_INSTRUCTION_.
Within the records that follow, find every line containing the string "delivery". Copy those lines.

_INPUT ROWS_.
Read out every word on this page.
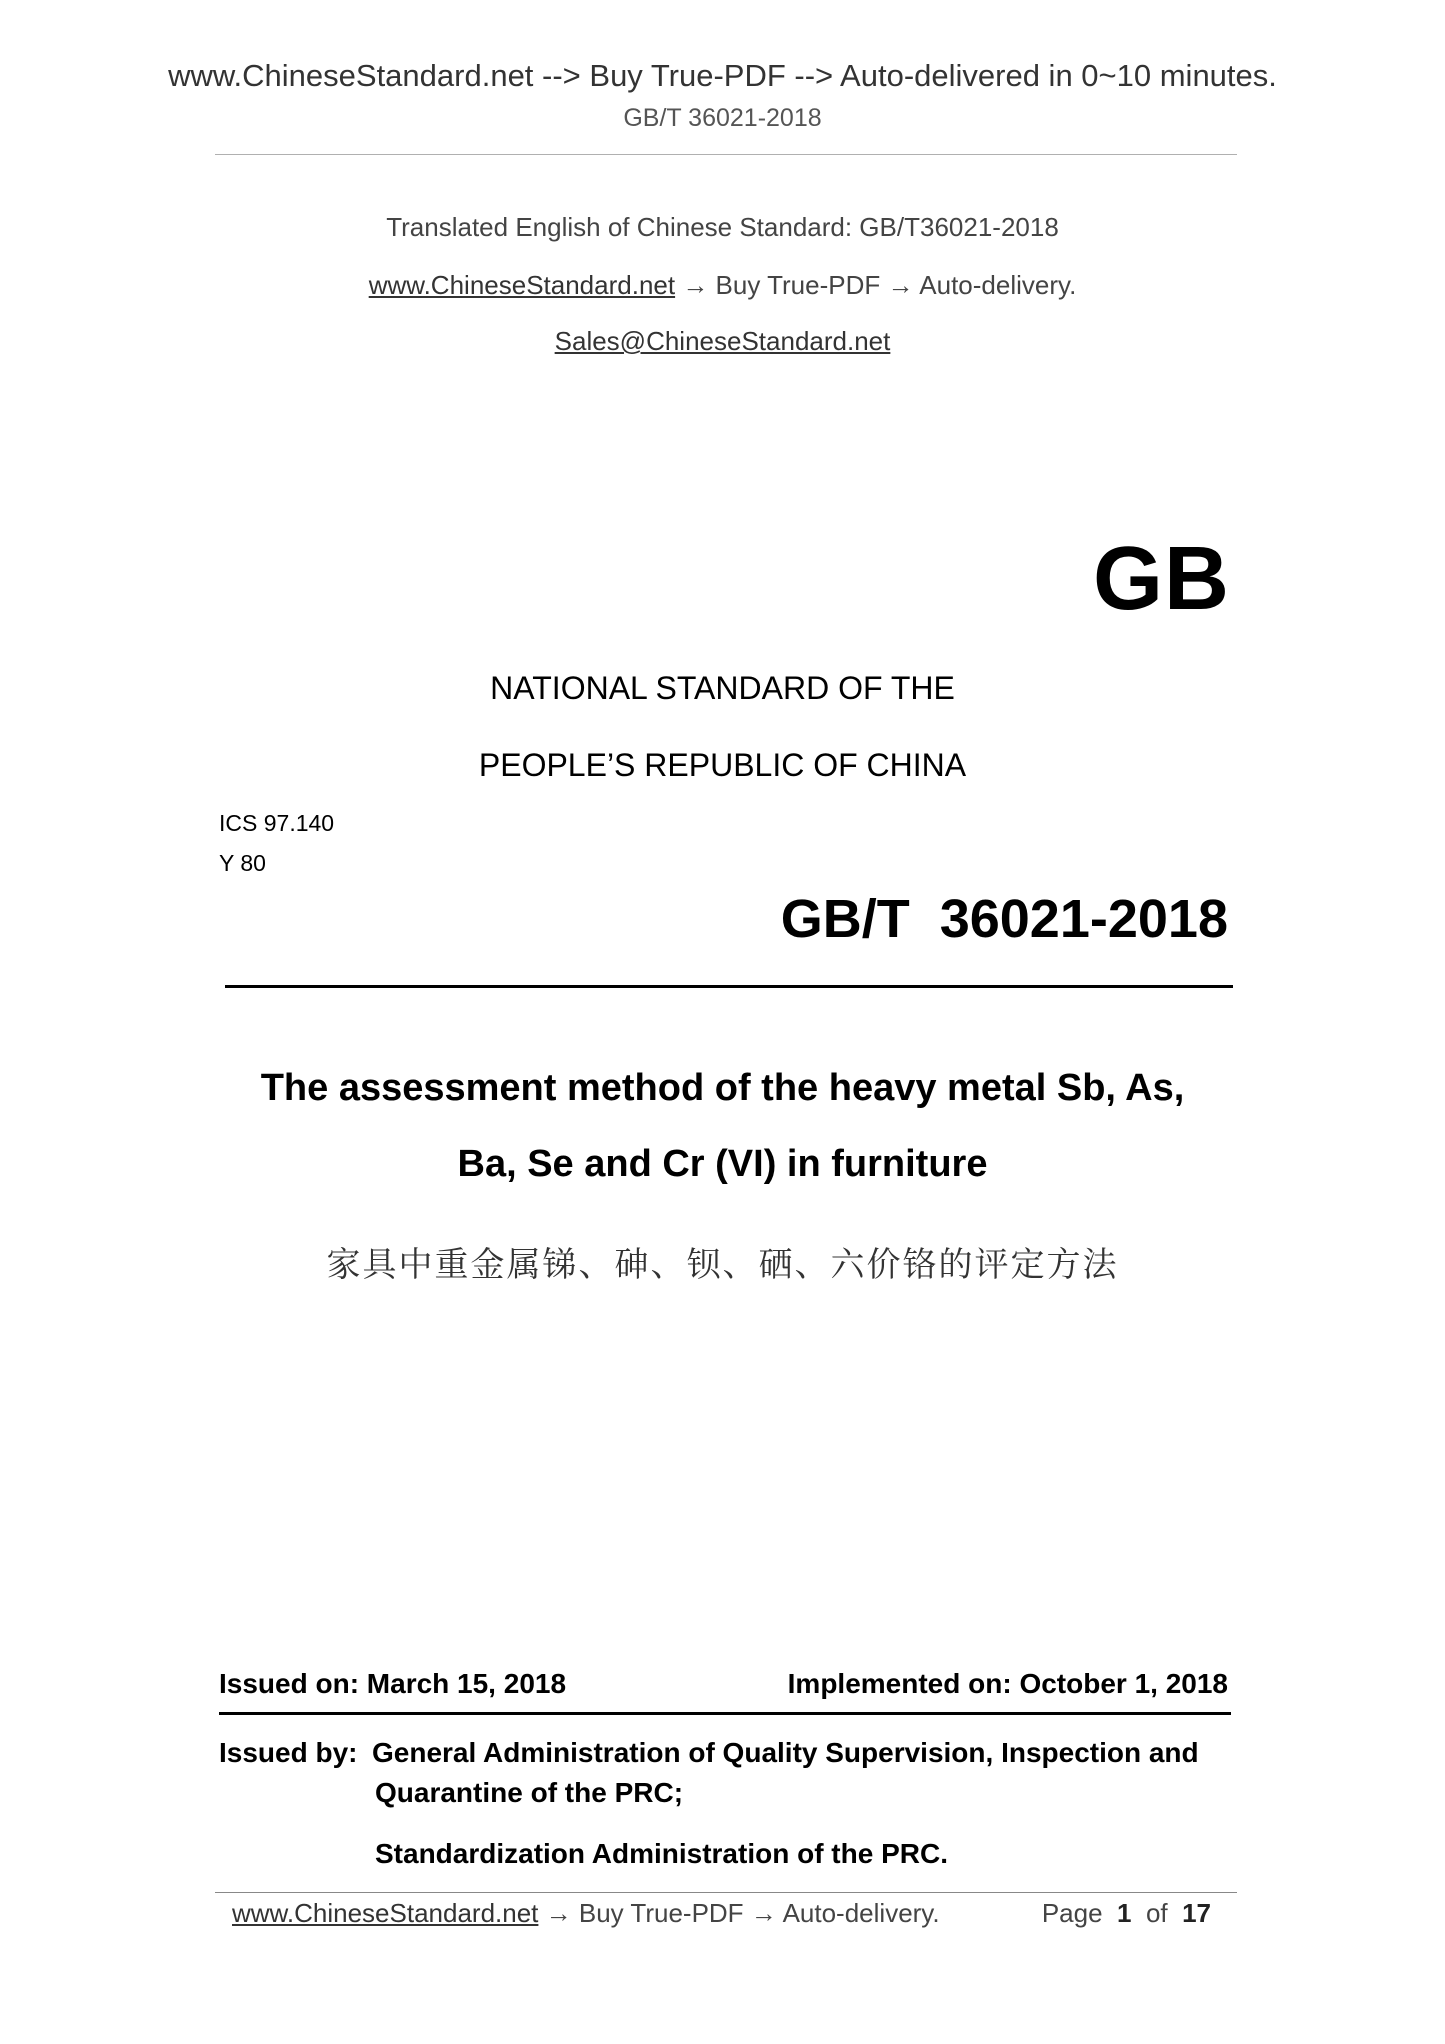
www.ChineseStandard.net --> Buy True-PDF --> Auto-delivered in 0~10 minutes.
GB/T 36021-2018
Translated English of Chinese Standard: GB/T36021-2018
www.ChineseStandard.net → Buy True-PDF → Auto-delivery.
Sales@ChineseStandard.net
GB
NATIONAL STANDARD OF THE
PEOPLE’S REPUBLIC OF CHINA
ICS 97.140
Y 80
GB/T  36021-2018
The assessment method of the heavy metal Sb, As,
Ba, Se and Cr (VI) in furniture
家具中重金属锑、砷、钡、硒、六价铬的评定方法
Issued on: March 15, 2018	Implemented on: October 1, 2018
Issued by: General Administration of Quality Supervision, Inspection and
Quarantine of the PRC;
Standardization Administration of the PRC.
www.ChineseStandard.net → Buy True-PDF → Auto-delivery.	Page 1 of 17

_WORKED ANSWER_.
www.ChineseStandard.net → Buy True-PDF → Auto-delivery.
www.ChineseStandard.net → Buy True-PDF → Auto-delivery.	Page 1 of 17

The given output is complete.